(Records from a collection of figures)
*****
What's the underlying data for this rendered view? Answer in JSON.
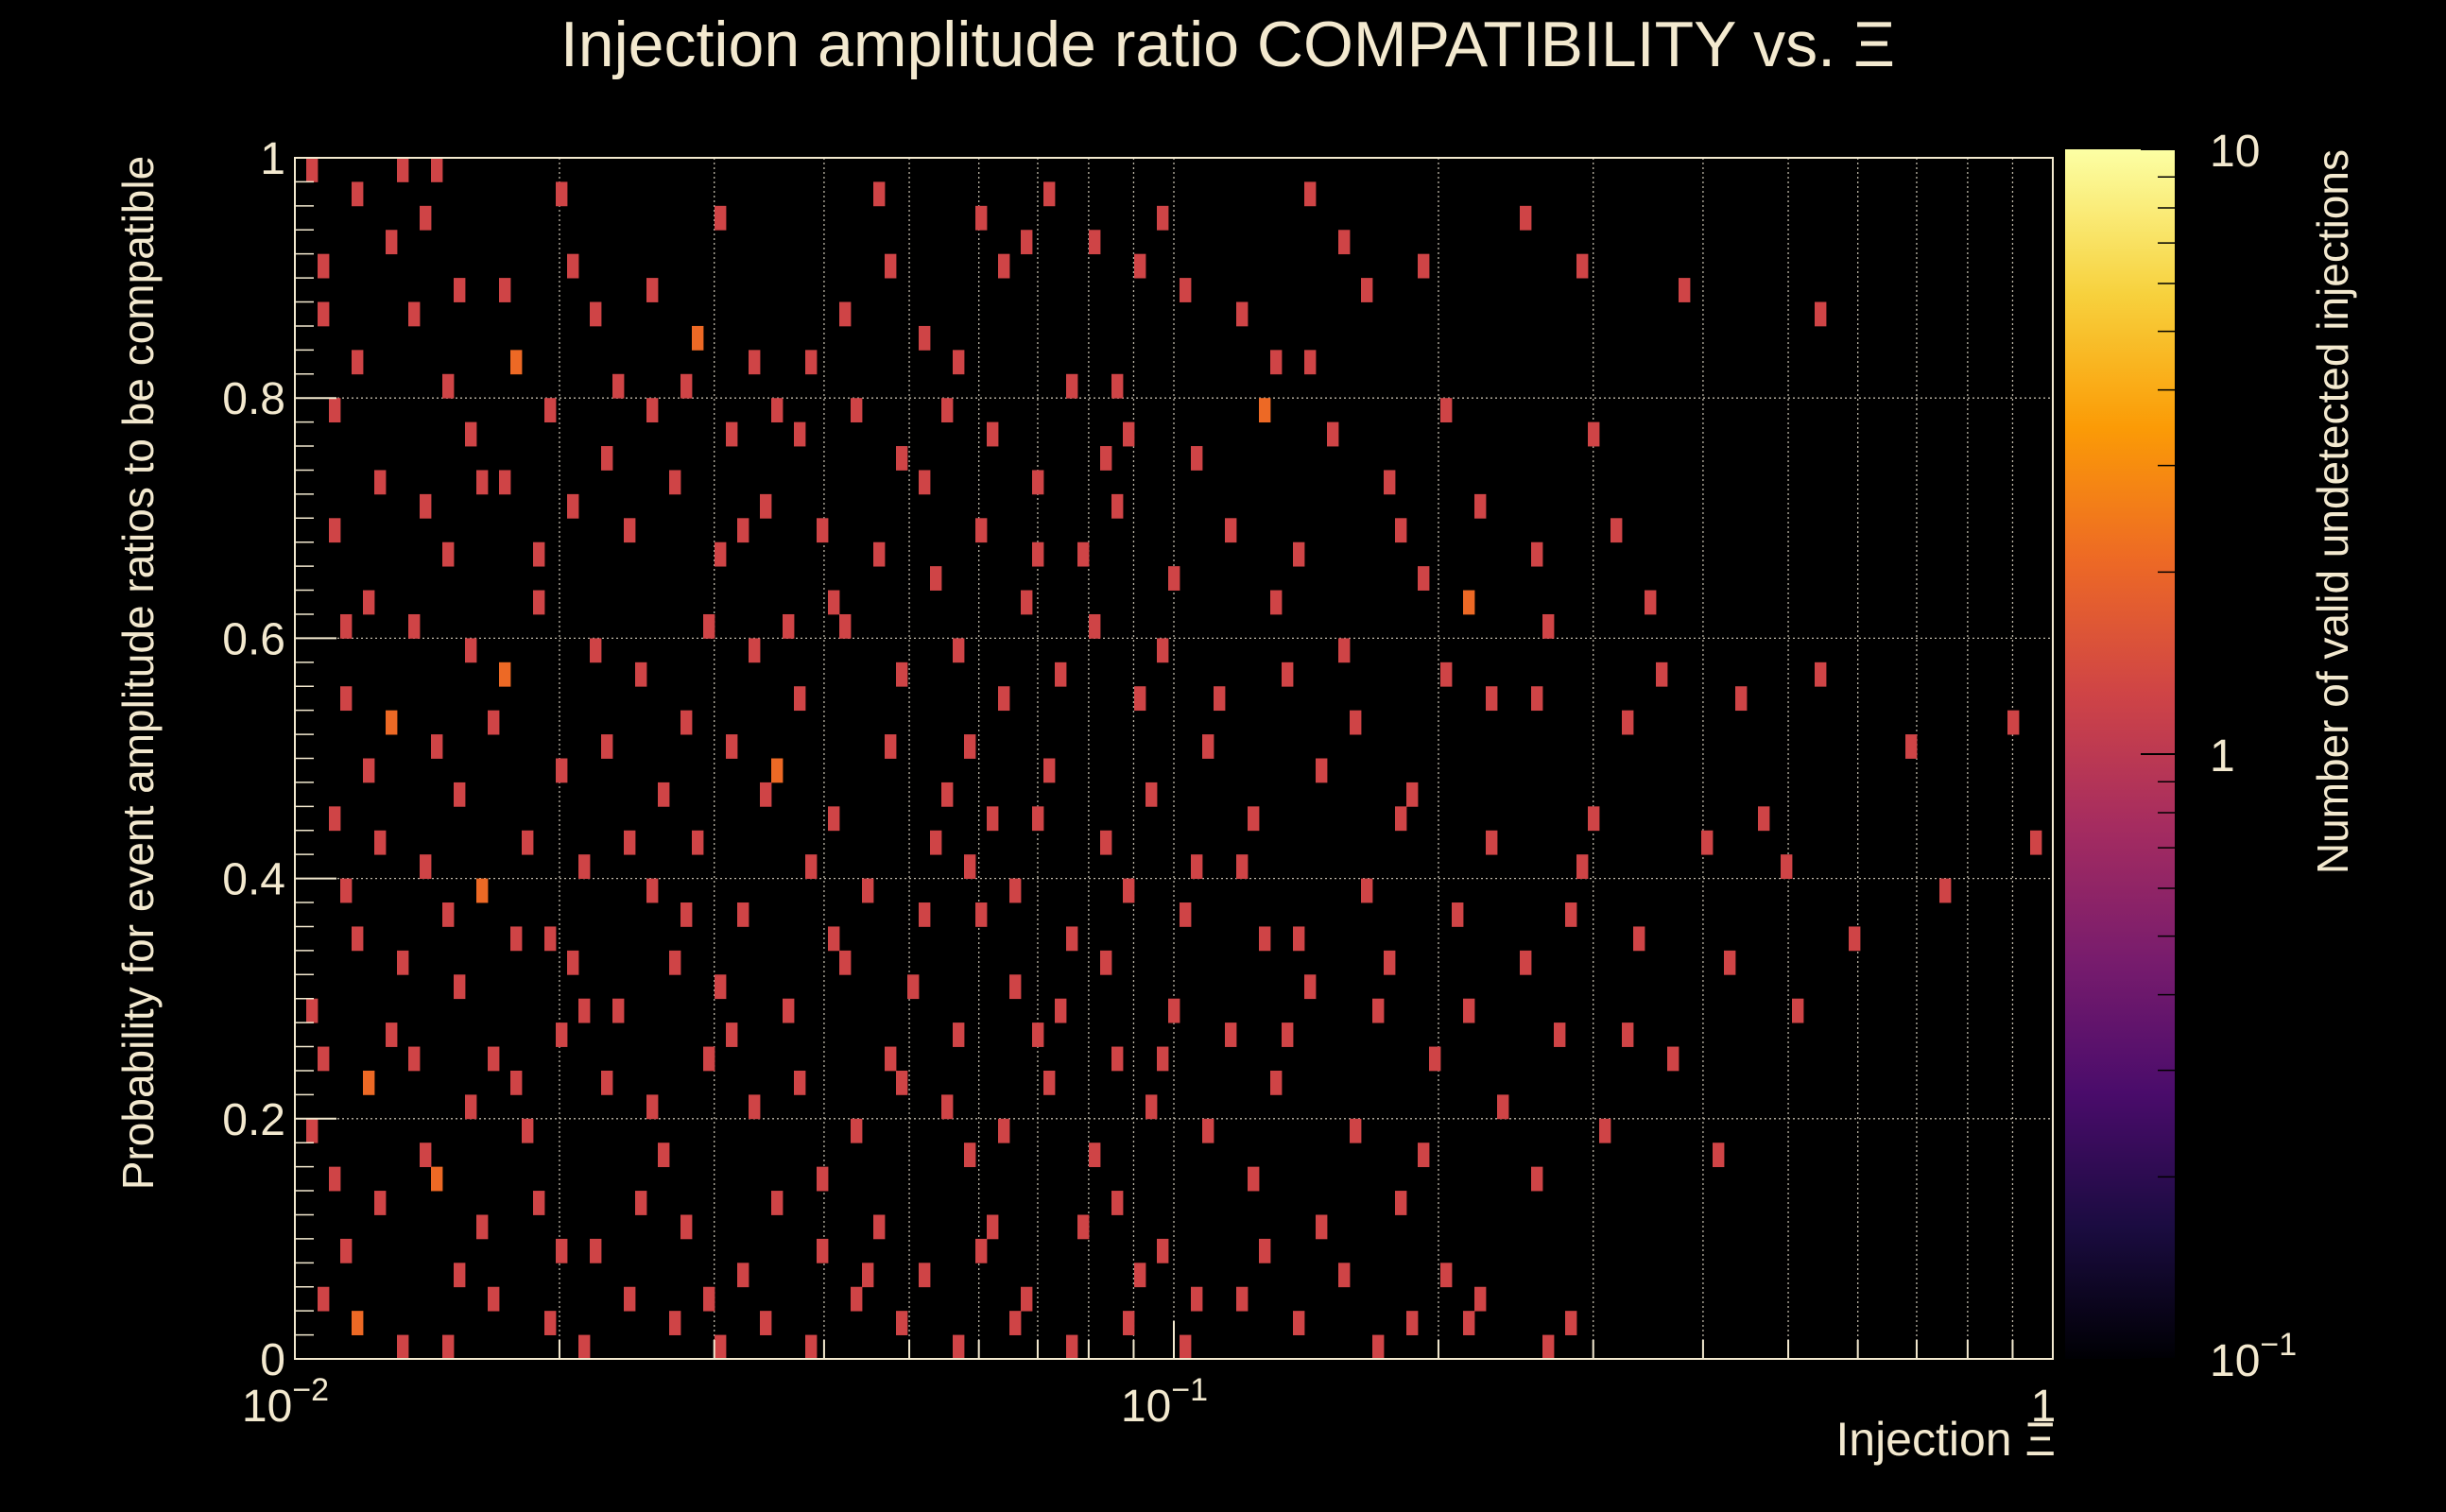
{
  "chart_data": {
    "type": "heatmap",
    "title": "Injection amplitude ratio COMPATIBILITY vs.  Ξ",
    "xlabel": "Injection Ξ",
    "ylabel": "Probability for event amplitude ratios to be compatible",
    "colorbar_label": "Number of valid undetected injections",
    "x_scale": "log",
    "xlim": [
      0.01,
      1
    ],
    "ylim": [
      0,
      1
    ],
    "z_scale": "log",
    "zlim": [
      0.1,
      10
    ],
    "grid": true,
    "x_ticks": [
      {
        "value": 0.01,
        "base": "10",
        "exp": "−2"
      },
      {
        "value": 0.1,
        "base": "10",
        "exp": "−1"
      },
      {
        "value": 1,
        "base": "1",
        "exp": ""
      }
    ],
    "y_ticks": [
      {
        "value": 0,
        "label": "0"
      },
      {
        "value": 0.2,
        "label": "0.2"
      },
      {
        "value": 0.4,
        "label": "0.4"
      },
      {
        "value": 0.6,
        "label": "0.6"
      },
      {
        "value": 0.8,
        "label": "0.8"
      },
      {
        "value": 1,
        "label": "1"
      }
    ],
    "z_ticks": [
      {
        "value": 0.1,
        "base": "10",
        "exp": "−1"
      },
      {
        "value": 1,
        "base": "1",
        "exp": ""
      },
      {
        "value": 10,
        "base": "10",
        "exp": ""
      }
    ],
    "bins": {
      "x_count": 100,
      "y_count": 50
    },
    "colormap": [
      "#000004",
      "#1b0c41",
      "#4a0c6b",
      "#781c6d",
      "#a52c60",
      "#cf4446",
      "#ed6925",
      "#fb9b06",
      "#f7d13d",
      "#fcffa4"
    ],
    "cells": [
      [
        1,
        49,
        1
      ],
      [
        5,
        48,
        1
      ],
      [
        9,
        49,
        1
      ],
      [
        12,
        49,
        1
      ],
      [
        23,
        48,
        1
      ],
      [
        2,
        45,
        1
      ],
      [
        8,
        46,
        1
      ],
      [
        14,
        44,
        1
      ],
      [
        2,
        43,
        1
      ],
      [
        10,
        43,
        1
      ],
      [
        18,
        44,
        1
      ],
      [
        26,
        43,
        1
      ],
      [
        31,
        44,
        1
      ],
      [
        35,
        42,
        2
      ],
      [
        40,
        41,
        1
      ],
      [
        45,
        41,
        1
      ],
      [
        48,
        43,
        1
      ],
      [
        52,
        45,
        1
      ],
      [
        55,
        42,
        1
      ],
      [
        60,
        47,
        1
      ],
      [
        62,
        45,
        1
      ],
      [
        66,
        48,
        1
      ],
      [
        70,
        46,
        1
      ],
      [
        74,
        45,
        1
      ],
      [
        78,
        44,
        1
      ],
      [
        83,
        43,
        1
      ],
      [
        86,
        41,
        1
      ],
      [
        92,
        46,
        1
      ],
      [
        94,
        44,
        1
      ],
      [
        108,
        47,
        1
      ],
      [
        113,
        45,
        1
      ],
      [
        122,
        44,
        1
      ],
      [
        134,
        43,
        1
      ],
      [
        5,
        41,
        1
      ],
      [
        13,
        40,
        1
      ],
      [
        19,
        41,
        2
      ],
      [
        22,
        39,
        1
      ],
      [
        28,
        40,
        1
      ],
      [
        34,
        40,
        1
      ],
      [
        38,
        38,
        1
      ],
      [
        42,
        39,
        1
      ],
      [
        49,
        39,
        1
      ],
      [
        53,
        37,
        1
      ],
      [
        57,
        39,
        1
      ],
      [
        61,
        38,
        1
      ],
      [
        65,
        36,
        1
      ],
      [
        68,
        40,
        1
      ],
      [
        73,
        38,
        1
      ],
      [
        79,
        37,
        1
      ],
      [
        85,
        39,
        2
      ],
      [
        91,
        38,
        1
      ],
      [
        96,
        36,
        1
      ],
      [
        104,
        35,
        1
      ],
      [
        116,
        34,
        1
      ],
      [
        7,
        36,
        1
      ],
      [
        11,
        35,
        1
      ],
      [
        16,
        36,
        1
      ],
      [
        24,
        35,
        1
      ],
      [
        29,
        34,
        1
      ],
      [
        33,
        36,
        1
      ],
      [
        37,
        33,
        1
      ],
      [
        41,
        35,
        1
      ],
      [
        46,
        34,
        1
      ],
      [
        51,
        33,
        1
      ],
      [
        56,
        32,
        1
      ],
      [
        60,
        34,
        1
      ],
      [
        64,
        31,
        1
      ],
      [
        69,
        33,
        1
      ],
      [
        72,
        35,
        1
      ],
      [
        77,
        32,
        1
      ],
      [
        82,
        34,
        1
      ],
      [
        88,
        33,
        1
      ],
      [
        99,
        32,
        1
      ],
      [
        103,
        31,
        2
      ],
      [
        110,
        30,
        1
      ],
      [
        6,
        31,
        1
      ],
      [
        10,
        30,
        1
      ],
      [
        15,
        29,
        1
      ],
      [
        21,
        31,
        1
      ],
      [
        26,
        29,
        1
      ],
      [
        30,
        28,
        1
      ],
      [
        36,
        30,
        1
      ],
      [
        40,
        29,
        1
      ],
      [
        44,
        27,
        1
      ],
      [
        48,
        30,
        1
      ],
      [
        53,
        28,
        1
      ],
      [
        58,
        29,
        1
      ],
      [
        62,
        27,
        1
      ],
      [
        67,
        28,
        1
      ],
      [
        70,
        30,
        1
      ],
      [
        76,
        29,
        1
      ],
      [
        81,
        27,
        1
      ],
      [
        87,
        28,
        1
      ],
      [
        93,
        26,
        1
      ],
      [
        101,
        28,
        1
      ],
      [
        109,
        27,
        1
      ],
      [
        117,
        26,
        1
      ],
      [
        127,
        27,
        1
      ],
      [
        134,
        28,
        1
      ],
      [
        142,
        25,
        1
      ],
      [
        151,
        26,
        1
      ],
      [
        4,
        27,
        1
      ],
      [
        8,
        26,
        2
      ],
      [
        12,
        25,
        1
      ],
      [
        17,
        26,
        1
      ],
      [
        23,
        24,
        1
      ],
      [
        27,
        25,
        1
      ],
      [
        32,
        23,
        1
      ],
      [
        38,
        25,
        1
      ],
      [
        42,
        24,
        2
      ],
      [
        47,
        22,
        1
      ],
      [
        52,
        25,
        1
      ],
      [
        57,
        23,
        1
      ],
      [
        61,
        22,
        1
      ],
      [
        66,
        24,
        1
      ],
      [
        71,
        21,
        1
      ],
      [
        75,
        23,
        1
      ],
      [
        80,
        25,
        1
      ],
      [
        84,
        22,
        1
      ],
      [
        90,
        24,
        1
      ],
      [
        98,
        23,
        1
      ],
      [
        105,
        21,
        1
      ],
      [
        114,
        22,
        1
      ],
      [
        124,
        21,
        1
      ],
      [
        131,
        20,
        1
      ],
      [
        145,
        19,
        1
      ],
      [
        153,
        21,
        1
      ],
      [
        3,
        22,
        1
      ],
      [
        7,
        21,
        1
      ],
      [
        11,
        20,
        1
      ],
      [
        16,
        19,
        2
      ],
      [
        20,
        21,
        1
      ],
      [
        25,
        20,
        1
      ],
      [
        31,
        19,
        1
      ],
      [
        35,
        21,
        1
      ],
      [
        39,
        18,
        1
      ],
      [
        45,
        20,
        1
      ],
      [
        50,
        19,
        1
      ],
      [
        55,
        18,
        1
      ],
      [
        59,
        20,
        1
      ],
      [
        63,
        19,
        1
      ],
      [
        68,
        17,
        1
      ],
      [
        73,
        19,
        1
      ],
      [
        78,
        18,
        1
      ],
      [
        83,
        20,
        1
      ],
      [
        88,
        17,
        1
      ],
      [
        94,
        19,
        1
      ],
      [
        102,
        18,
        1
      ],
      [
        108,
        16,
        1
      ],
      [
        118,
        17,
        1
      ],
      [
        126,
        16,
        1
      ],
      [
        137,
        17,
        1
      ],
      [
        5,
        17,
        1
      ],
      [
        9,
        16,
        1
      ],
      [
        14,
        15,
        1
      ],
      [
        19,
        17,
        1
      ],
      [
        24,
        16,
        1
      ],
      [
        28,
        14,
        1
      ],
      [
        33,
        16,
        1
      ],
      [
        37,
        15,
        1
      ],
      [
        43,
        14,
        1
      ],
      [
        48,
        16,
        1
      ],
      [
        54,
        15,
        1
      ],
      [
        58,
        13,
        1
      ],
      [
        63,
        15,
        1
      ],
      [
        67,
        14,
        1
      ],
      [
        72,
        12,
        1
      ],
      [
        77,
        14,
        1
      ],
      [
        82,
        13,
        1
      ],
      [
        89,
        15,
        1
      ],
      [
        95,
        14,
        1
      ],
      [
        100,
        12,
        1
      ],
      [
        111,
        13,
        1
      ],
      [
        121,
        12,
        1
      ],
      [
        132,
        14,
        1
      ],
      [
        2,
        12,
        1
      ],
      [
        6,
        11,
        2
      ],
      [
        10,
        12,
        1
      ],
      [
        15,
        10,
        1
      ],
      [
        19,
        11,
        1
      ],
      [
        23,
        13,
        1
      ],
      [
        27,
        11,
        1
      ],
      [
        31,
        10,
        1
      ],
      [
        36,
        12,
        1
      ],
      [
        40,
        10,
        1
      ],
      [
        44,
        11,
        1
      ],
      [
        49,
        9,
        1
      ],
      [
        53,
        11,
        1
      ],
      [
        57,
        10,
        1
      ],
      [
        62,
        9,
        1
      ],
      [
        66,
        11,
        1
      ],
      [
        70,
        8,
        1
      ],
      [
        75,
        10,
        1
      ],
      [
        80,
        9,
        1
      ],
      [
        86,
        11,
        1
      ],
      [
        93,
        9,
        1
      ],
      [
        99,
        8,
        1
      ],
      [
        106,
        10,
        1
      ],
      [
        115,
        9,
        1
      ],
      [
        125,
        8,
        1
      ],
      [
        3,
        7,
        1
      ],
      [
        7,
        6,
        1
      ],
      [
        12,
        7,
        2
      ],
      [
        16,
        5,
        1
      ],
      [
        21,
        6,
        1
      ],
      [
        26,
        4,
        1
      ],
      [
        30,
        6,
        1
      ],
      [
        34,
        5,
        1
      ],
      [
        39,
        3,
        1
      ],
      [
        42,
        6,
        1
      ],
      [
        46,
        4,
        1
      ],
      [
        51,
        5,
        1
      ],
      [
        55,
        3,
        1
      ],
      [
        60,
        4,
        1
      ],
      [
        64,
        2,
        1
      ],
      [
        69,
        5,
        1
      ],
      [
        74,
        3,
        1
      ],
      [
        79,
        2,
        1
      ],
      [
        85,
        4,
        1
      ],
      [
        92,
        3,
        1
      ],
      [
        98,
        1,
        1
      ],
      [
        104,
        2,
        1
      ],
      [
        112,
        1,
        1
      ],
      [
        2,
        2,
        1
      ],
      [
        5,
        1,
        2
      ],
      [
        9,
        0,
        1
      ],
      [
        13,
        0,
        1
      ],
      [
        17,
        2,
        1
      ],
      [
        22,
        1,
        1
      ],
      [
        25,
        0,
        1
      ],
      [
        29,
        2,
        1
      ],
      [
        33,
        1,
        1
      ],
      [
        37,
        0,
        1
      ],
      [
        41,
        1,
        1
      ],
      [
        45,
        0,
        1
      ],
      [
        49,
        2,
        1
      ],
      [
        53,
        1,
        1
      ],
      [
        58,
        0,
        1
      ],
      [
        63,
        1,
        1
      ],
      [
        68,
        0,
        1
      ],
      [
        73,
        1,
        1
      ],
      [
        78,
        0,
        1
      ],
      [
        83,
        2,
        1
      ],
      [
        88,
        1,
        1
      ],
      [
        95,
        0,
        1
      ],
      [
        103,
        1,
        1
      ],
      [
        110,
        0,
        1
      ],
      [
        18,
        36,
        1
      ],
      [
        21,
        33,
        1
      ],
      [
        47,
        31,
        1
      ],
      [
        3,
        34,
        1
      ],
      [
        13,
        33,
        1
      ],
      [
        27,
        37,
        1
      ],
      [
        39,
        34,
        1
      ],
      [
        55,
        36,
        1
      ],
      [
        65,
        33,
        1
      ],
      [
        71,
        37,
        1
      ],
      [
        86,
        31,
        1
      ],
      [
        97,
        34,
        1
      ],
      [
        109,
        33,
        1
      ],
      [
        119,
        31,
        1
      ],
      [
        4,
        30,
        1
      ],
      [
        18,
        28,
        2
      ],
      [
        34,
        26,
        1
      ],
      [
        43,
        30,
        1
      ],
      [
        59,
        25,
        1
      ],
      [
        74,
        27,
        1
      ],
      [
        92,
        29,
        1
      ],
      [
        105,
        27,
        1
      ],
      [
        120,
        28,
        1
      ],
      [
        6,
        24,
        1
      ],
      [
        14,
        23,
        1
      ],
      [
        29,
        21,
        1
      ],
      [
        41,
        23,
        1
      ],
      [
        56,
        21,
        1
      ],
      [
        65,
        22,
        1
      ],
      [
        79,
        20,
        1
      ],
      [
        97,
        22,
        1
      ],
      [
        113,
        20,
        1
      ],
      [
        129,
        22,
        1
      ],
      [
        4,
        19,
        1
      ],
      [
        13,
        18,
        1
      ],
      [
        22,
        17,
        1
      ],
      [
        34,
        18,
        1
      ],
      [
        47,
        17,
        1
      ],
      [
        60,
        18,
        1
      ],
      [
        71,
        16,
        1
      ],
      [
        85,
        17,
        1
      ],
      [
        96,
        16,
        1
      ],
      [
        112,
        18,
        1
      ],
      [
        1,
        14,
        1
      ],
      [
        8,
        13,
        1
      ],
      [
        17,
        12,
        1
      ],
      [
        25,
        14,
        1
      ],
      [
        38,
        13,
        1
      ],
      [
        52,
        12,
        1
      ],
      [
        65,
        13,
        1
      ],
      [
        76,
        12,
        1
      ],
      [
        87,
        13,
        1
      ],
      [
        103,
        14,
        1
      ],
      [
        117,
        13,
        1
      ],
      [
        1,
        9,
        1
      ],
      [
        11,
        8,
        1
      ],
      [
        20,
        9,
        1
      ],
      [
        32,
        8,
        1
      ],
      [
        46,
        7,
        1
      ],
      [
        59,
        8,
        1
      ],
      [
        72,
        6,
        1
      ],
      [
        84,
        7,
        1
      ],
      [
        97,
        6,
        1
      ],
      [
        109,
        7,
        1
      ],
      [
        4,
        4,
        1
      ],
      [
        14,
        3,
        1
      ],
      [
        23,
        4,
        1
      ],
      [
        36,
        2,
        1
      ],
      [
        50,
        3,
        1
      ],
      [
        61,
        5,
        1
      ],
      [
        76,
        4,
        1
      ],
      [
        90,
        5,
        1
      ],
      [
        101,
        3,
        1
      ],
      [
        11,
        47,
        1
      ],
      [
        24,
        45,
        1
      ],
      [
        37,
        47,
        1
      ],
      [
        51,
        48,
        1
      ],
      [
        64,
        46,
        1
      ],
      [
        76,
        47,
        1
      ],
      [
        89,
        48,
        1
      ],
      [
        99,
        45,
        1
      ],
      [
        3,
        39,
        1
      ],
      [
        15,
        38,
        1
      ],
      [
        31,
        39,
        1
      ],
      [
        44,
        38,
        1
      ],
      [
        58,
        41,
        1
      ],
      [
        72,
        40,
        1
      ],
      [
        89,
        41,
        1
      ],
      [
        101,
        39,
        1
      ],
      [
        114,
        38,
        1
      ]
    ]
  }
}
*****
Job: Identify the lines above that contain the word "value", then copy them.

The result:
        "value": 0.01,
        "value": 0.1,
        "value": 1,
        "value": 0,
        "value": 0.2,
        "value": 0.4,
        "value": 0.6,
        "value": 0.8,
        "value": 1,
        "value": 0.1,
        "value": 1,
        "value": 10,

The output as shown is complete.